» Aim: Each line containing the word "Temp" should be found and copied.

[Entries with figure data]
——————————

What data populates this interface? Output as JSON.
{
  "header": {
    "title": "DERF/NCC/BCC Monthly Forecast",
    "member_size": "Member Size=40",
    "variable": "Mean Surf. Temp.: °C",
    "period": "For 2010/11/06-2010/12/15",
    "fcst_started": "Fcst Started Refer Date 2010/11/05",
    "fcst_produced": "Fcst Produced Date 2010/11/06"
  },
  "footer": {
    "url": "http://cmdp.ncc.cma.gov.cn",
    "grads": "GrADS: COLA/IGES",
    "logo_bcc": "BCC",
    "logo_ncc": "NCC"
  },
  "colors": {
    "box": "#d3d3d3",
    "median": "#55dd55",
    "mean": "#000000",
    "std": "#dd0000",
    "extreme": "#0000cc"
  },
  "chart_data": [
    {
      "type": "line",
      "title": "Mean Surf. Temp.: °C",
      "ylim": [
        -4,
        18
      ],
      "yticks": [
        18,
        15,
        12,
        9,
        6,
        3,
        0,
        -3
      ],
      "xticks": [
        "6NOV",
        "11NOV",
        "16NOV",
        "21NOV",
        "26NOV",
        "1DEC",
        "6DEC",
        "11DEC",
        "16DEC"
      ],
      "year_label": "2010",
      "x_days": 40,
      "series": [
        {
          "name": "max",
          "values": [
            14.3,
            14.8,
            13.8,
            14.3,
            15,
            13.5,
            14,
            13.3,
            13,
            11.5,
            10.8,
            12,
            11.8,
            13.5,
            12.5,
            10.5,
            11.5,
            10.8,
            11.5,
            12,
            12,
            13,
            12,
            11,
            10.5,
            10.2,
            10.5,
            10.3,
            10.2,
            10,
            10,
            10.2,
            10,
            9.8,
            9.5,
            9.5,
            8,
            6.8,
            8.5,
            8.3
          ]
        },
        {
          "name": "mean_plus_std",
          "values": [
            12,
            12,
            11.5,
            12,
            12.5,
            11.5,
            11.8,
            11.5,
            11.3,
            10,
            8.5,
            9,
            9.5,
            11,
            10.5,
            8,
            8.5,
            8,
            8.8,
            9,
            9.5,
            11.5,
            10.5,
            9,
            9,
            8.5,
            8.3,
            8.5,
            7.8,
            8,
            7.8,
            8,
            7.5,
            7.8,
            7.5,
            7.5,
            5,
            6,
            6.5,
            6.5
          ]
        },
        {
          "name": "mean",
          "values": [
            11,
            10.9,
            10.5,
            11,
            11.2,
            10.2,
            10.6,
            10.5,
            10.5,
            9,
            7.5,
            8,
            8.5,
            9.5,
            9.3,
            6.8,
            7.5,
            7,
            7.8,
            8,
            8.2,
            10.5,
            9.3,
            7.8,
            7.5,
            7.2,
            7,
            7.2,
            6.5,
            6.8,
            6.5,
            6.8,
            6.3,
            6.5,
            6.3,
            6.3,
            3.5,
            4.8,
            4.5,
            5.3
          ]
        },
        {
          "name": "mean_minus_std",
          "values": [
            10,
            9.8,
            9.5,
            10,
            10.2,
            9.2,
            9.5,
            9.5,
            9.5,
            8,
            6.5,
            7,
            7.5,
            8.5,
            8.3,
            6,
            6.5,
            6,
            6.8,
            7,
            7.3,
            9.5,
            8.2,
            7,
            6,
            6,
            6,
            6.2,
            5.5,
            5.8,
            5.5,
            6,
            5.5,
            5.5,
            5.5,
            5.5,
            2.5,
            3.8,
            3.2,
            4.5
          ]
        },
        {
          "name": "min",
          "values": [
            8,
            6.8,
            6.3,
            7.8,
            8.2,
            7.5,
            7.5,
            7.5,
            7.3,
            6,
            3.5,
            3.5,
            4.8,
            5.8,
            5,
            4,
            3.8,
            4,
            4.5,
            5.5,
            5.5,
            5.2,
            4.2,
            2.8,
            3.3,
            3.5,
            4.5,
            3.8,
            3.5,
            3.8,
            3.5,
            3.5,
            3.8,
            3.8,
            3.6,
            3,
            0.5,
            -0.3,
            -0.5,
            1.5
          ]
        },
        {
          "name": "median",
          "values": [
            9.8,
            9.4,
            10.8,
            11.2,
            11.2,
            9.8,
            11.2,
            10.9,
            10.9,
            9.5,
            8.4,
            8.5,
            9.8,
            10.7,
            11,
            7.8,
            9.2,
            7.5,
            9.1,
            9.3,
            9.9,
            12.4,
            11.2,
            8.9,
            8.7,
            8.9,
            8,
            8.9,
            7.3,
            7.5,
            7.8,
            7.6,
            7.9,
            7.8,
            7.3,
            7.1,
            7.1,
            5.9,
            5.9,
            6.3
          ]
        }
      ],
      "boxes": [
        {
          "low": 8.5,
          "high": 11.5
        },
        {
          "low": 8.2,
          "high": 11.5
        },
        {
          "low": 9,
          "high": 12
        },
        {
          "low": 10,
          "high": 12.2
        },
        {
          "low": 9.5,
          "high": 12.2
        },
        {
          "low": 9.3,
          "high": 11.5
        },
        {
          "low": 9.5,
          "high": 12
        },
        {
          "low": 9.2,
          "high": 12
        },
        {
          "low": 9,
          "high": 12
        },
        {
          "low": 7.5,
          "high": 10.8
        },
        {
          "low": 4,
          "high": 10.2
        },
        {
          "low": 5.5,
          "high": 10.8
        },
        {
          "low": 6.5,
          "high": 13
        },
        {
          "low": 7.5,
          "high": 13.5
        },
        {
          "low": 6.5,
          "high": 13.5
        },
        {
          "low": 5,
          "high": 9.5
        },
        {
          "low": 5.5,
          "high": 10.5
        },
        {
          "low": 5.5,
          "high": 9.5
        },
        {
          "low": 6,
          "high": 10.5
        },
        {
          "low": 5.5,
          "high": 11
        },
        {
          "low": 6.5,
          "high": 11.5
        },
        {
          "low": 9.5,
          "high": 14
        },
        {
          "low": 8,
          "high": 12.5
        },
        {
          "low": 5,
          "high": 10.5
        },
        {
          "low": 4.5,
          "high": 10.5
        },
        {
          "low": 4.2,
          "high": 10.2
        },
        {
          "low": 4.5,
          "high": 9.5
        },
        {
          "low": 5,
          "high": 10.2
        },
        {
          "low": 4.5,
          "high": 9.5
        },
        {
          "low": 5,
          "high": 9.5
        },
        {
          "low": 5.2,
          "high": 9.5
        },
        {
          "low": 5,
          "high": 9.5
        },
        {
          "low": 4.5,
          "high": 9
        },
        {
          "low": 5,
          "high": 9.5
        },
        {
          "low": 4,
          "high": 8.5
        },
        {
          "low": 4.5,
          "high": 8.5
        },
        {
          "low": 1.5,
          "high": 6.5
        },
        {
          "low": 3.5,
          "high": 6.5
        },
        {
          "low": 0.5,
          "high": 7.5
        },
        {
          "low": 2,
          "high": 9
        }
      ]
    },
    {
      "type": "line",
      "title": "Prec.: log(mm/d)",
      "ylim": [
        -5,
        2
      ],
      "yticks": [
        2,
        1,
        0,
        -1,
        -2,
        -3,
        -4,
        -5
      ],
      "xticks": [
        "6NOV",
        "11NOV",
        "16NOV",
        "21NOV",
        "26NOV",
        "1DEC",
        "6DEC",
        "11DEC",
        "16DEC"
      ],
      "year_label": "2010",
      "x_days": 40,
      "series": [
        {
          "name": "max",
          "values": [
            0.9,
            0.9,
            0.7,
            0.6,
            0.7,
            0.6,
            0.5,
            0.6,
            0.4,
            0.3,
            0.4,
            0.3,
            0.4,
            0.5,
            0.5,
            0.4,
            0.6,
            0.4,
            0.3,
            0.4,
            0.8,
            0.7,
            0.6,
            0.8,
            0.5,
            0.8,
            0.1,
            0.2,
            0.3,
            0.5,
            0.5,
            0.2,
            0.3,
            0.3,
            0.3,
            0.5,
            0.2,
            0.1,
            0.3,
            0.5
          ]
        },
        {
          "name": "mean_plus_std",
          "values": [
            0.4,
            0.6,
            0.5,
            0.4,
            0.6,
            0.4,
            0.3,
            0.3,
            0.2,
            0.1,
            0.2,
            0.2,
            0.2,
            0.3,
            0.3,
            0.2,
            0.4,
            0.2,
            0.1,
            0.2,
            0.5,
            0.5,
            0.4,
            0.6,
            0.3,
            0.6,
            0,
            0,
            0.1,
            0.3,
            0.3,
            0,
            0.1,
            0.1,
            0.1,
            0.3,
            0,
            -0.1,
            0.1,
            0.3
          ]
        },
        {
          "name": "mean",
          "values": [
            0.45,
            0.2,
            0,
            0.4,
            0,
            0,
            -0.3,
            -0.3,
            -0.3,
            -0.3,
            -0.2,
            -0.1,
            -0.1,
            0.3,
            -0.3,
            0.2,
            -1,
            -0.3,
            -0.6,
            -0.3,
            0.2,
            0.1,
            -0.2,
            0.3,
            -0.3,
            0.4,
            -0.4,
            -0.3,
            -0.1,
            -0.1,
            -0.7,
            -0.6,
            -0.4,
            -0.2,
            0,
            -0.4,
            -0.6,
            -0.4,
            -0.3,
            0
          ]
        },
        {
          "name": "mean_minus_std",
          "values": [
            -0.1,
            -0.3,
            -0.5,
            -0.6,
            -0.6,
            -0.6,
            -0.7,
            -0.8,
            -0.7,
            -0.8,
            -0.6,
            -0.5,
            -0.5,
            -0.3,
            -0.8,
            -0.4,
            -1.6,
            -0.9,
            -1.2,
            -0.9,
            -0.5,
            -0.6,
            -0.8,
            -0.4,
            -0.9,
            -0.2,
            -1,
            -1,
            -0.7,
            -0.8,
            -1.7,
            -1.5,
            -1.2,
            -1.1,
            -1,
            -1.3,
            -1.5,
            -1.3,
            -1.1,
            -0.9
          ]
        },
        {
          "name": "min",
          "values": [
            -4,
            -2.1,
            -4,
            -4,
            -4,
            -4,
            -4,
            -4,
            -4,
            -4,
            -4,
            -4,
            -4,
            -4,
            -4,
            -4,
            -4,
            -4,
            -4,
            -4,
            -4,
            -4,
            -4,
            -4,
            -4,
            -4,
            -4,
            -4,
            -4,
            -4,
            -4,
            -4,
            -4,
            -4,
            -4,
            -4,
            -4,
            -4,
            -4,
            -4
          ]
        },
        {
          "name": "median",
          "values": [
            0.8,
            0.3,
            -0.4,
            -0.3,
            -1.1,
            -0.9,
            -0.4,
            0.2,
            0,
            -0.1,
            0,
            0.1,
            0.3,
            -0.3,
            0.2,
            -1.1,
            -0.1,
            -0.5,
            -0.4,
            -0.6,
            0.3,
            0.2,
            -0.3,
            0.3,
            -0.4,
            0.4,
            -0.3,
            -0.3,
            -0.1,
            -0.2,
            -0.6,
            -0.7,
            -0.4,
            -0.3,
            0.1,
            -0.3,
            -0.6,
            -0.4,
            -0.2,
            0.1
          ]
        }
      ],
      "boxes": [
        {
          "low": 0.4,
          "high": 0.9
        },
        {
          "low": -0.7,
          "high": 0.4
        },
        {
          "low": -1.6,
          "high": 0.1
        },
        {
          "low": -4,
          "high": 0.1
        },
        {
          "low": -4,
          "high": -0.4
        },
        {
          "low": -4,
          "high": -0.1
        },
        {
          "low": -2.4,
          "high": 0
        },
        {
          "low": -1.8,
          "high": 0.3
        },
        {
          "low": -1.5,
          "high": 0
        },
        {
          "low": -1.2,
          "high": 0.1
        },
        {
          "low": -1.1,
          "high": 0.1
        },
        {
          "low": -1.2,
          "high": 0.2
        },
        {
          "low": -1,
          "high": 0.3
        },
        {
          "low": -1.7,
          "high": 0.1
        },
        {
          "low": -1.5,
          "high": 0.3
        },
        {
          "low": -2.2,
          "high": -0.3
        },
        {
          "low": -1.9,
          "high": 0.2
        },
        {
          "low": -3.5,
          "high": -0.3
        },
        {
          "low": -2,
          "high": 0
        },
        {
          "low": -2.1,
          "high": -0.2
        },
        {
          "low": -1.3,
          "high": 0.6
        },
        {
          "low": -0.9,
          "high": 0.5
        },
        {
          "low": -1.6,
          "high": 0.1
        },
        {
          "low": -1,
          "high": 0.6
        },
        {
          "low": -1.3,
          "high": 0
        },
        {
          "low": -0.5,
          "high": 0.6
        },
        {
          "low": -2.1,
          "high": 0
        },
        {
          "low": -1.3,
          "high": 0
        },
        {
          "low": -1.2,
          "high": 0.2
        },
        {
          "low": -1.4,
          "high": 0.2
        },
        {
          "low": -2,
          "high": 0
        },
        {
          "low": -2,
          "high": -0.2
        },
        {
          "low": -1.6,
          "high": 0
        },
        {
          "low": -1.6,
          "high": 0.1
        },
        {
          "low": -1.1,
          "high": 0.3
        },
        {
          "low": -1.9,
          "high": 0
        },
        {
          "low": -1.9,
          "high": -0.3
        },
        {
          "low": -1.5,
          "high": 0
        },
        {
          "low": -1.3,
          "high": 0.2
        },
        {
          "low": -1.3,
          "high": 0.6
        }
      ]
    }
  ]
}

——————————

» Answer for this exercise:
    "variable": "Mean Surf. Temp.: °C",
      "title": "Mean Surf. Temp.: °C",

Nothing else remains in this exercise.